Aim of the task. Repeat each record below exactly as given.

>> START Material to process

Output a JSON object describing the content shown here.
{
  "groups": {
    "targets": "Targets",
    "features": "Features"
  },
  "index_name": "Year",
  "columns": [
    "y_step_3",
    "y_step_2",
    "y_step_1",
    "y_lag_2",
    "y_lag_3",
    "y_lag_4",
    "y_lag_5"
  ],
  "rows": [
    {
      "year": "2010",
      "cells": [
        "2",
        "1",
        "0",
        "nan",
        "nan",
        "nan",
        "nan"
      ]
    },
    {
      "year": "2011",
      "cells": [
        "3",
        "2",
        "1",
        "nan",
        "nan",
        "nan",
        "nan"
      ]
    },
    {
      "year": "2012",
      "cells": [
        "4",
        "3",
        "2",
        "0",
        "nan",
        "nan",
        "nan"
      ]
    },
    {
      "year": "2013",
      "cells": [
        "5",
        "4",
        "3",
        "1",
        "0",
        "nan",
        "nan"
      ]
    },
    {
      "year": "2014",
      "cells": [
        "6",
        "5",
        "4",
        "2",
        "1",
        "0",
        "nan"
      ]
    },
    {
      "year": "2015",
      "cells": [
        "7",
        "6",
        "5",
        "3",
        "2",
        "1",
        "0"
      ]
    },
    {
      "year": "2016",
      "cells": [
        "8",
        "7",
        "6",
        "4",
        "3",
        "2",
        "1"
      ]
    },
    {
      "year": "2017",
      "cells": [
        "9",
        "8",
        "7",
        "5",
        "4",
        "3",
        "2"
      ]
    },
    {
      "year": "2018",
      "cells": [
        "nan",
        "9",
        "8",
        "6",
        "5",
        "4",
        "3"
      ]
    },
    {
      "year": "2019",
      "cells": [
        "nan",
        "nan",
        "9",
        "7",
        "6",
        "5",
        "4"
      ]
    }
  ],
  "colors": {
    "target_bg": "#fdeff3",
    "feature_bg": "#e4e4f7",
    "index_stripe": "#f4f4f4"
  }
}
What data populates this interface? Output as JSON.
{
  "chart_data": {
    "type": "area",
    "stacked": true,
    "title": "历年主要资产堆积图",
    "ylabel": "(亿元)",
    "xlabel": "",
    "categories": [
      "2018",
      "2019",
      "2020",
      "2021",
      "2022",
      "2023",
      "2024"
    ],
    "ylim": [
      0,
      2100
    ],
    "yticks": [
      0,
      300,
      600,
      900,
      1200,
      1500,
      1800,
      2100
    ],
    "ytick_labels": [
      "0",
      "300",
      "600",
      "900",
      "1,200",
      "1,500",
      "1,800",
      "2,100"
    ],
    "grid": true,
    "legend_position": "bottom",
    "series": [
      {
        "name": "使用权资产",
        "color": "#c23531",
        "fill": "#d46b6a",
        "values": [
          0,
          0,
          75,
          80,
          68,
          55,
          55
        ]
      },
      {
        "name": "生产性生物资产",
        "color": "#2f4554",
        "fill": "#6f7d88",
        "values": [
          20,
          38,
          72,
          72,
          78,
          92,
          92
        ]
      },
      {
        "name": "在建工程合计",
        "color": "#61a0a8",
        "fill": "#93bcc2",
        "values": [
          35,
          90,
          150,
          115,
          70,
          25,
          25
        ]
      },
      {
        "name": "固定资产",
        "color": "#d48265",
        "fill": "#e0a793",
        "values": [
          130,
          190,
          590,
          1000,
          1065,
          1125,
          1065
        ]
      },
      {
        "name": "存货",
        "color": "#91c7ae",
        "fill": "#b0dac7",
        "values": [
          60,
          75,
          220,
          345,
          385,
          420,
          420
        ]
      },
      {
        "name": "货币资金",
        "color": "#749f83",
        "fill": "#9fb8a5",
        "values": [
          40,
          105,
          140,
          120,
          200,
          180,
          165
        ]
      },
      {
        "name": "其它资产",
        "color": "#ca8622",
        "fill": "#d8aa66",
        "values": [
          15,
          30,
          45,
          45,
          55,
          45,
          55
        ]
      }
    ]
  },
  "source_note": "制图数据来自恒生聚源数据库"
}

>> END Material to process

Solution.
Output a JSON object describing the content shown here.
{
  "groups": {
    "targets": "Targets",
    "features": "Features"
  },
  "index_name": "Year",
  "columns": [
    "y_step_3",
    "y_step_2",
    "y_step_1",
    "y_lag_2",
    "y_lag_3",
    "y_lag_4",
    "y_lag_5"
  ],
  "rows": [
    {
      "year": "2010",
      "cells": [
        "2",
        "1",
        "0",
        "nan",
        "nan",
        "nan",
        "nan"
      ]
    },
    {
      "year": "2011",
      "cells": [
        "3",
        "2",
        "1",
        "nan",
        "nan",
        "nan",
        "nan"
      ]
    },
    {
      "year": "2012",
      "cells": [
        "4",
        "3",
        "2",
        "0",
        "nan",
        "nan",
        "nan"
      ]
    },
    {
      "year": "2013",
      "cells": [
        "5",
        "4",
        "3",
        "1",
        "0",
        "nan",
        "nan"
      ]
    },
    {
      "year": "2014",
      "cells": [
        "6",
        "5",
        "4",
        "2",
        "1",
        "0",
        "nan"
      ]
    },
    {
      "year": "2015",
      "cells": [
        "7",
        "6",
        "5",
        "3",
        "2",
        "1",
        "0"
      ]
    },
    {
      "year": "2016",
      "cells": [
        "8",
        "7",
        "6",
        "4",
        "3",
        "2",
        "1"
      ]
    },
    {
      "year": "2017",
      "cells": [
        "9",
        "8",
        "7",
        "5",
        "4",
        "3",
        "2"
      ]
    },
    {
      "year": "2018",
      "cells": [
        "nan",
        "9",
        "8",
        "6",
        "5",
        "4",
        "3"
      ]
    },
    {
      "year": "2019",
      "cells": [
        "nan",
        "nan",
        "9",
        "7",
        "6",
        "5",
        "4"
      ]
    }
  ],
  "colors": {
    "target_bg": "#fdeff3",
    "feature_bg": "#e4e4f7",
    "index_stripe": "#f4f4f4"
  }
}
What data populates this interface? Output as JSON.
{
  "chart_data": {
    "type": "area",
    "stacked": true,
    "title": "历年主要资产堆积图",
    "ylabel": "(亿元)",
    "xlabel": "",
    "categories": [
      "2018",
      "2019",
      "2020",
      "2021",
      "2022",
      "2023",
      "2024"
    ],
    "ylim": [
      0,
      2100
    ],
    "yticks": [
      0,
      300,
      600,
      900,
      1200,
      1500,
      1800,
      2100
    ],
    "ytick_labels": [
      "0",
      "300",
      "600",
      "900",
      "1,200",
      "1,500",
      "1,800",
      "2,100"
    ],
    "grid": true,
    "legend_position": "bottom",
    "series": [
      {
        "name": "使用权资产",
        "color": "#c23531",
        "fill": "#d46b6a",
        "values": [
          0,
          0,
          75,
          80,
          68,
          55,
          55
        ]
      },
      {
        "name": "生产性生物资产",
        "color": "#2f4554",
        "fill": "#6f7d88",
        "values": [
          20,
          38,
          72,
          72,
          78,
          92,
          92
        ]
      },
      {
        "name": "在建工程合计",
        "color": "#61a0a8",
        "fill": "#93bcc2",
        "values": [
          35,
          90,
          150,
          115,
          70,
          25,
          25
        ]
      },
      {
        "name": "固定资产",
        "color": "#d48265",
        "fill": "#e0a793",
        "values": [
          130,
          190,
          590,
          1000,
          1065,
          1125,
          1065
        ]
      },
      {
        "name": "存货",
        "color": "#91c7ae",
        "fill": "#b0dac7",
        "values": [
          60,
          75,
          220,
          345,
          385,
          420,
          420
        ]
      },
      {
        "name": "货币资金",
        "color": "#749f83",
        "fill": "#9fb8a5",
        "values": [
          40,
          105,
          140,
          120,
          200,
          180,
          165
        ]
      },
      {
        "name": "其它资产",
        "color": "#ca8622",
        "fill": "#d8aa66",
        "values": [
          15,
          30,
          45,
          45,
          55,
          45,
          55
        ]
      }
    ]
  },
  "source_note": "制图数据来自恒生聚源数据库"
}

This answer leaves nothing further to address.